Dataset listings of figures »
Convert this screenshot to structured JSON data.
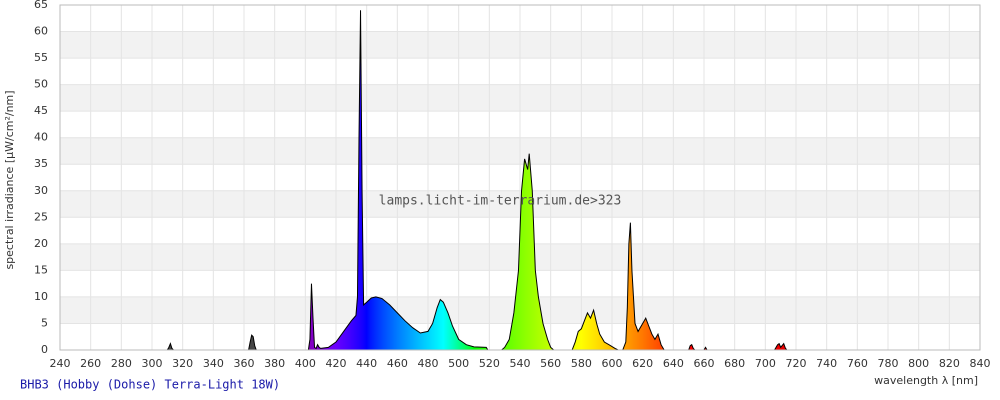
{
  "chart_data": {
    "type": "area",
    "title": "BHB3 (Hobby (Dohse) Terra-Light 18W)",
    "watermark": "lamps.licht-im-terrarium.de>323",
    "x_label": "wavelength λ [nm]",
    "y_label": "spectral irradiance [µW/cm²/nm]",
    "xlim": [
      240,
      840
    ],
    "ylim": [
      0,
      65
    ],
    "xticks": [
      240,
      260,
      280,
      300,
      320,
      340,
      360,
      380,
      400,
      420,
      440,
      460,
      480,
      500,
      520,
      540,
      560,
      580,
      600,
      620,
      640,
      660,
      680,
      700,
      720,
      740,
      760,
      780,
      800,
      820,
      840
    ],
    "yticks": [
      0,
      5,
      10,
      15,
      20,
      25,
      30,
      35,
      40,
      45,
      50,
      55,
      60,
      65
    ],
    "grid": true,
    "line_color": "#000000",
    "band_color": "#f2f2f2",
    "title_color": "#1a1aa8",
    "x": [
      240,
      310,
      311,
      312,
      313,
      314,
      363,
      364,
      365,
      366,
      367,
      368,
      402,
      403,
      404,
      405,
      406,
      407,
      408,
      409,
      410,
      415,
      420,
      425,
      430,
      433,
      434,
      435,
      436,
      437,
      438,
      440,
      443,
      446,
      450,
      455,
      460,
      465,
      470,
      475,
      480,
      483,
      486,
      488,
      490,
      493,
      496,
      500,
      505,
      510,
      518,
      519,
      528,
      530,
      533,
      536,
      539,
      541,
      543,
      545,
      546,
      548,
      550,
      552,
      555,
      558,
      560,
      562,
      574,
      576,
      578,
      580,
      582,
      584,
      586,
      588,
      590,
      592,
      595,
      598,
      602,
      604,
      607,
      609,
      610,
      611,
      612,
      613,
      615,
      617,
      620,
      622,
      624,
      626,
      628,
      630,
      632,
      634,
      650,
      651,
      652,
      653,
      654,
      660,
      661,
      662,
      706,
      708,
      709,
      710,
      712,
      713,
      714,
      840
    ],
    "values": [
      0,
      0,
      0.5,
      1.2,
      0.3,
      0,
      0,
      1.5,
      2.8,
      2.5,
      0.8,
      0,
      0,
      2,
      12.5,
      6,
      0.5,
      0.3,
      1,
      0.5,
      0.3,
      0.5,
      1.5,
      3.5,
      5.5,
      6.5,
      10,
      40,
      64,
      30,
      8.5,
      9,
      9.8,
      10,
      9.7,
      8.5,
      7,
      5.5,
      4.2,
      3.2,
      3.5,
      5,
      8,
      9.5,
      9,
      7,
      4.5,
      2,
      1,
      0.6,
      0.5,
      0,
      0,
      0.5,
      2,
      7,
      15,
      30,
      36,
      34,
      37,
      30,
      15,
      10,
      5,
      2,
      0.5,
      0,
      0,
      1.5,
      3.5,
      4,
      5.5,
      7,
      6,
      7.5,
      5,
      3,
      1.5,
      1,
      0.3,
      0,
      0,
      1.5,
      8,
      20,
      24,
      15,
      5,
      3.5,
      5,
      6,
      4.5,
      3,
      2,
      3,
      1,
      0,
      0,
      0.8,
      1,
      0.3,
      0,
      0,
      0.5,
      0,
      0,
      1,
      1.2,
      0.5,
      1.2,
      0.4,
      0,
      0
    ]
  }
}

Exercise directions » Write the records above out again exactly, with no pictures in your copy.

Final result »
Convert this screenshot to structured JSON data.
{
  "chart_data": {
    "type": "area",
    "title": "BHB3 (Hobby (Dohse) Terra-Light 18W)",
    "watermark": "lamps.licht-im-terrarium.de>323",
    "x_label": "wavelength λ [nm]",
    "y_label": "spectral irradiance [µW/cm²/nm]",
    "xlim": [
      240,
      840
    ],
    "ylim": [
      0,
      65
    ],
    "xticks": [
      240,
      260,
      280,
      300,
      320,
      340,
      360,
      380,
      400,
      420,
      440,
      460,
      480,
      500,
      520,
      540,
      560,
      580,
      600,
      620,
      640,
      660,
      680,
      700,
      720,
      740,
      760,
      780,
      800,
      820,
      840
    ],
    "yticks": [
      0,
      5,
      10,
      15,
      20,
      25,
      30,
      35,
      40,
      45,
      50,
      55,
      60,
      65
    ],
    "grid": true,
    "line_color": "#000000",
    "band_color": "#f2f2f2",
    "title_color": "#1a1aa8",
    "x": [
      240,
      310,
      311,
      312,
      313,
      314,
      363,
      364,
      365,
      366,
      367,
      368,
      402,
      403,
      404,
      405,
      406,
      407,
      408,
      409,
      410,
      415,
      420,
      425,
      430,
      433,
      434,
      435,
      436,
      437,
      438,
      440,
      443,
      446,
      450,
      455,
      460,
      465,
      470,
      475,
      480,
      483,
      486,
      488,
      490,
      493,
      496,
      500,
      505,
      510,
      518,
      519,
      528,
      530,
      533,
      536,
      539,
      541,
      543,
      545,
      546,
      548,
      550,
      552,
      555,
      558,
      560,
      562,
      574,
      576,
      578,
      580,
      582,
      584,
      586,
      588,
      590,
      592,
      595,
      598,
      602,
      604,
      607,
      609,
      610,
      611,
      612,
      613,
      615,
      617,
      620,
      622,
      624,
      626,
      628,
      630,
      632,
      634,
      650,
      651,
      652,
      653,
      654,
      660,
      661,
      662,
      706,
      708,
      709,
      710,
      712,
      713,
      714,
      840
    ],
    "values": [
      0,
      0,
      0.5,
      1.2,
      0.3,
      0,
      0,
      1.5,
      2.8,
      2.5,
      0.8,
      0,
      0,
      2,
      12.5,
      6,
      0.5,
      0.3,
      1,
      0.5,
      0.3,
      0.5,
      1.5,
      3.5,
      5.5,
      6.5,
      10,
      40,
      64,
      30,
      8.5,
      9,
      9.8,
      10,
      9.7,
      8.5,
      7,
      5.5,
      4.2,
      3.2,
      3.5,
      5,
      8,
      9.5,
      9,
      7,
      4.5,
      2,
      1,
      0.6,
      0.5,
      0,
      0,
      0.5,
      2,
      7,
      15,
      30,
      36,
      34,
      37,
      30,
      15,
      10,
      5,
      2,
      0.5,
      0,
      0,
      1.5,
      3.5,
      4,
      5.5,
      7,
      6,
      7.5,
      5,
      3,
      1.5,
      1,
      0.3,
      0,
      0,
      1.5,
      8,
      20,
      24,
      15,
      5,
      3.5,
      5,
      6,
      4.5,
      3,
      2,
      3,
      1,
      0,
      0,
      0.8,
      1,
      0.3,
      0,
      0,
      0.5,
      0,
      0,
      1,
      1.2,
      0.5,
      1.2,
      0.4,
      0,
      0
    ]
  }
}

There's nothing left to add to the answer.